» **Supplied records**
-------

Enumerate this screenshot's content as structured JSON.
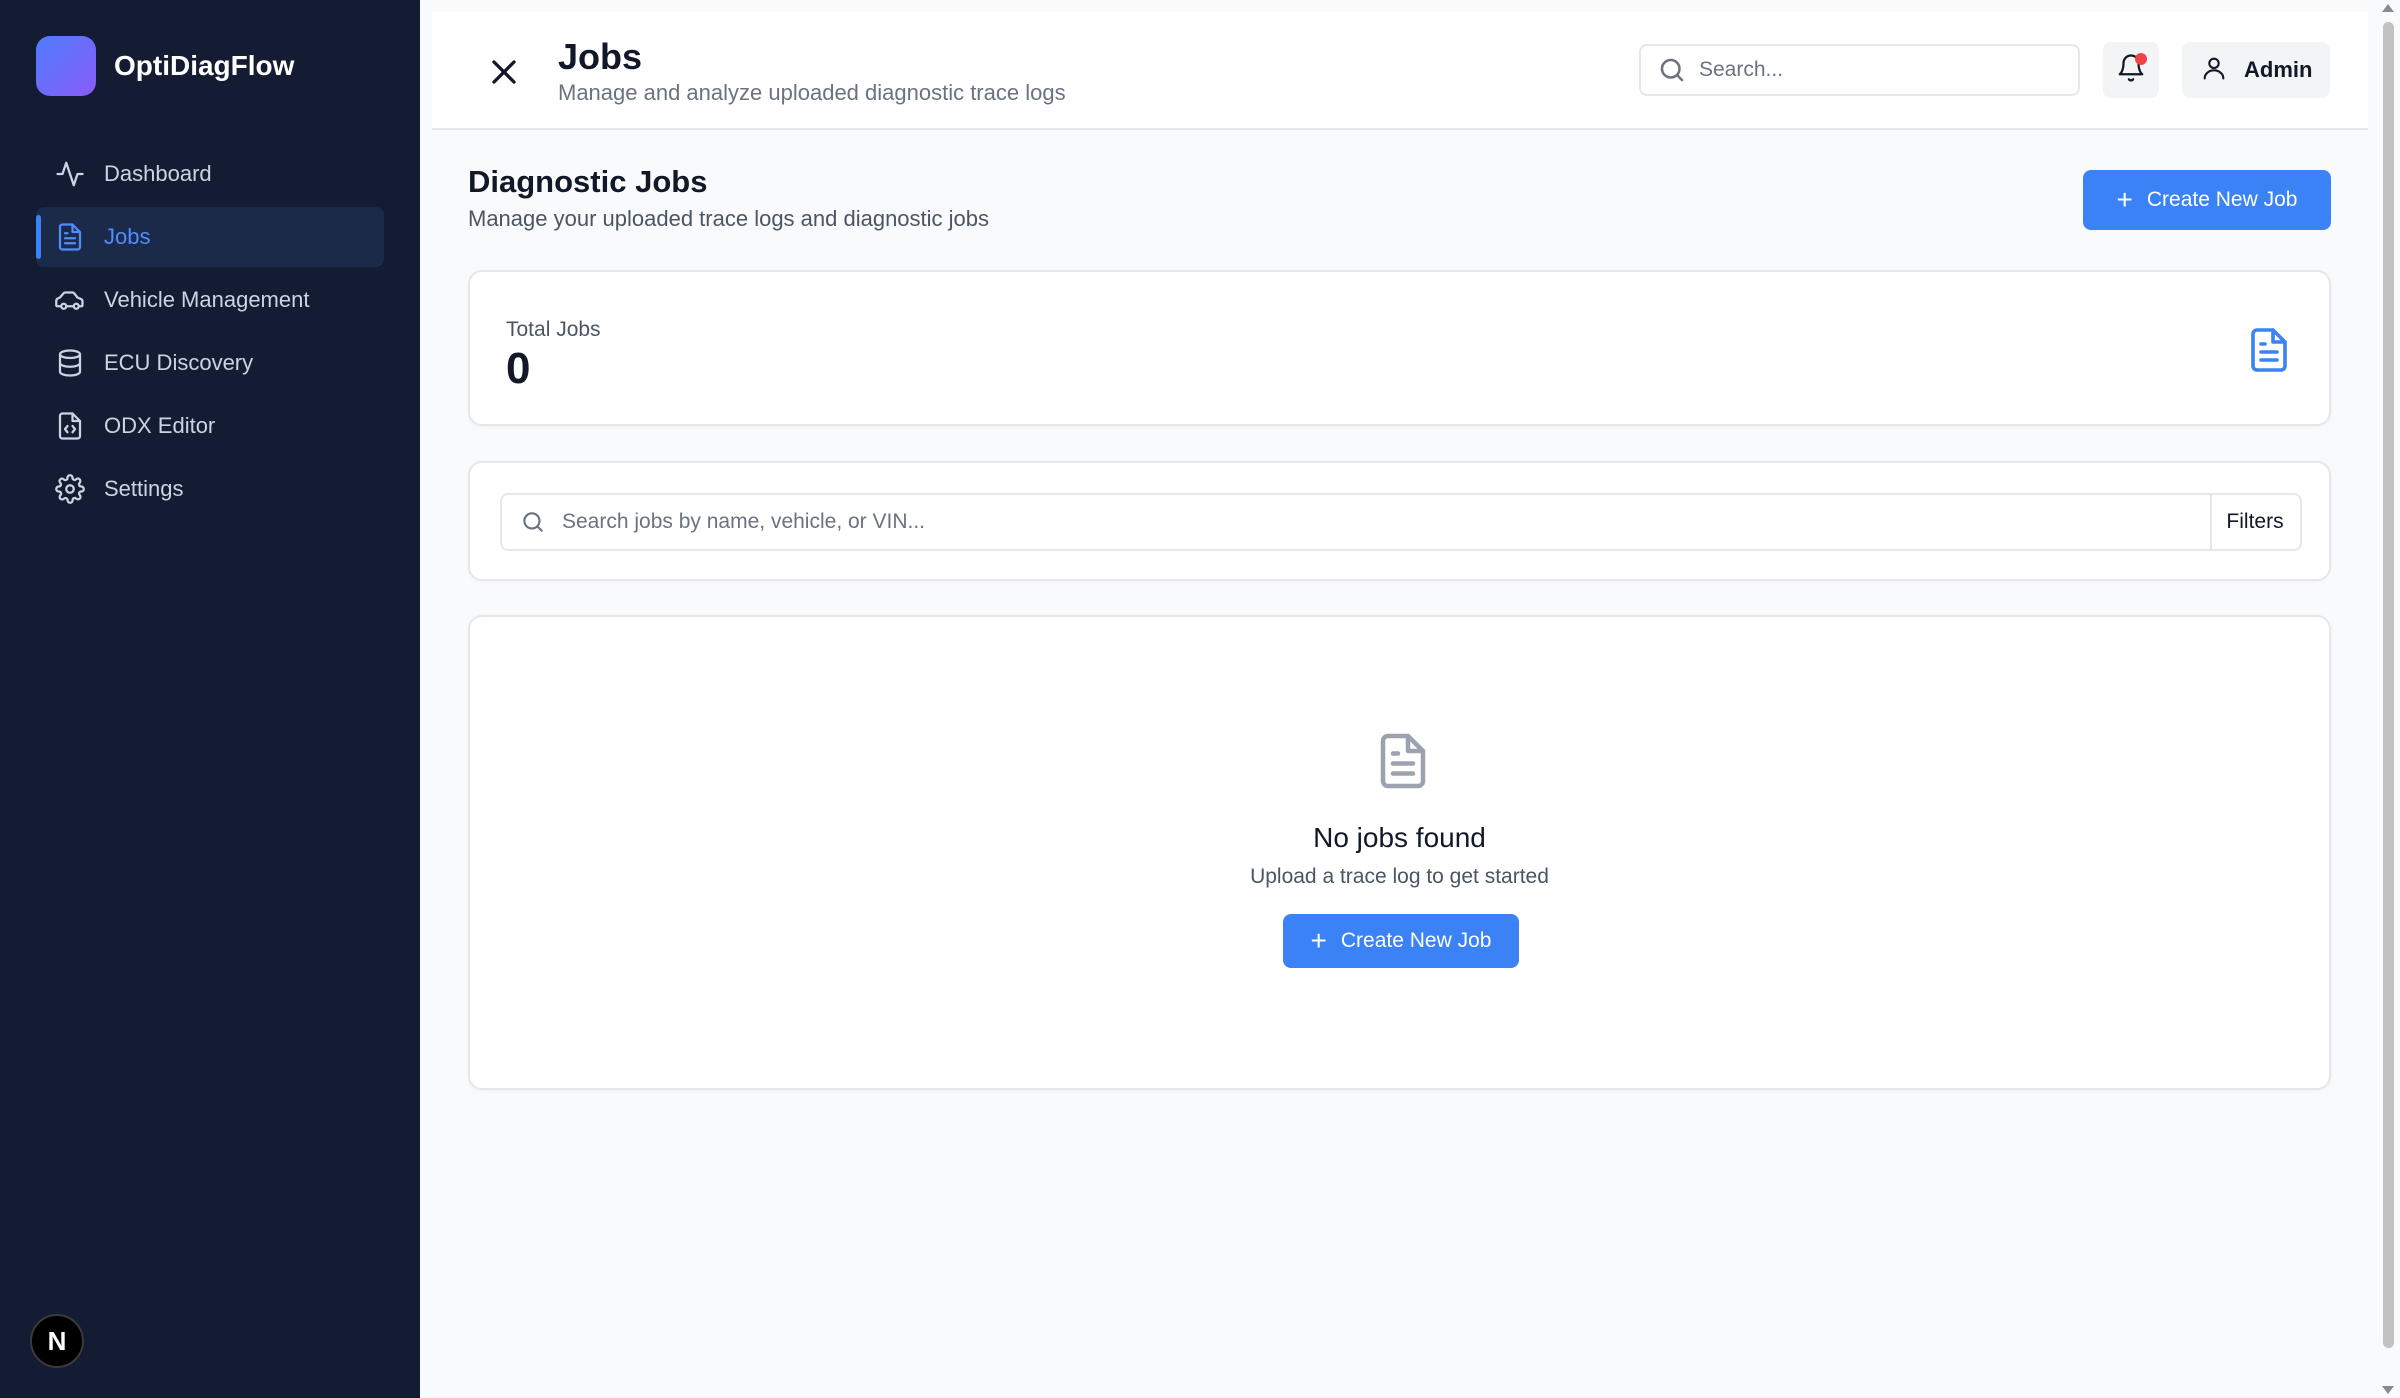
{
  "app": {
    "name": "OptiDiagFlow",
    "badge_letter": "N"
  },
  "sidebar": {
    "items": [
      {
        "label": "Dashboard",
        "icon": "activity-icon",
        "active": false
      },
      {
        "label": "Jobs",
        "icon": "file-text-icon",
        "active": true
      },
      {
        "label": "Vehicle Management",
        "icon": "car-icon",
        "active": false
      },
      {
        "label": "ECU Discovery",
        "icon": "database-icon",
        "active": false
      },
      {
        "label": "ODX Editor",
        "icon": "file-code-icon",
        "active": false
      },
      {
        "label": "Settings",
        "icon": "gear-icon",
        "active": false
      }
    ]
  },
  "header": {
    "title": "Jobs",
    "subtitle": "Manage and analyze uploaded diagnostic trace logs",
    "search_placeholder": "Search...",
    "user_label": "Admin"
  },
  "section": {
    "title": "Diagnostic Jobs",
    "subtitle": "Manage your uploaded trace logs and diagnostic jobs",
    "create_label": "Create New Job"
  },
  "stats": {
    "total_label": "Total Jobs",
    "total_value": "0"
  },
  "filters": {
    "search_placeholder": "Search jobs by name, vehicle, or VIN...",
    "filters_label": "Filters"
  },
  "empty": {
    "title": "No jobs found",
    "subtitle": "Upload a trace log to get started",
    "create_label": "Create New Job"
  },
  "colors": {
    "sidebar_bg": "#141c33",
    "accent": "#3b82f6",
    "notification_dot": "#ef4444"
  }
}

-------

» **Work required**
Without including any picture, repeat the data exactly.

» **Answer to the task**
Enumerate this screenshot's content as structured JSON.
{
  "app": {
    "name": "OptiDiagFlow",
    "badge_letter": "N"
  },
  "sidebar": {
    "items": [
      {
        "label": "Dashboard",
        "icon": "activity-icon",
        "active": false
      },
      {
        "label": "Jobs",
        "icon": "file-text-icon",
        "active": true
      },
      {
        "label": "Vehicle Management",
        "icon": "car-icon",
        "active": false
      },
      {
        "label": "ECU Discovery",
        "icon": "database-icon",
        "active": false
      },
      {
        "label": "ODX Editor",
        "icon": "file-code-icon",
        "active": false
      },
      {
        "label": "Settings",
        "icon": "gear-icon",
        "active": false
      }
    ]
  },
  "header": {
    "title": "Jobs",
    "subtitle": "Manage and analyze uploaded diagnostic trace logs",
    "search_placeholder": "Search...",
    "user_label": "Admin"
  },
  "section": {
    "title": "Diagnostic Jobs",
    "subtitle": "Manage your uploaded trace logs and diagnostic jobs",
    "create_label": "Create New Job"
  },
  "stats": {
    "total_label": "Total Jobs",
    "total_value": "0"
  },
  "filters": {
    "search_placeholder": "Search jobs by name, vehicle, or VIN...",
    "filters_label": "Filters"
  },
  "empty": {
    "title": "No jobs found",
    "subtitle": "Upload a trace log to get started",
    "create_label": "Create New Job"
  },
  "colors": {
    "sidebar_bg": "#141c33",
    "accent": "#3b82f6",
    "notification_dot": "#ef4444"
  }
}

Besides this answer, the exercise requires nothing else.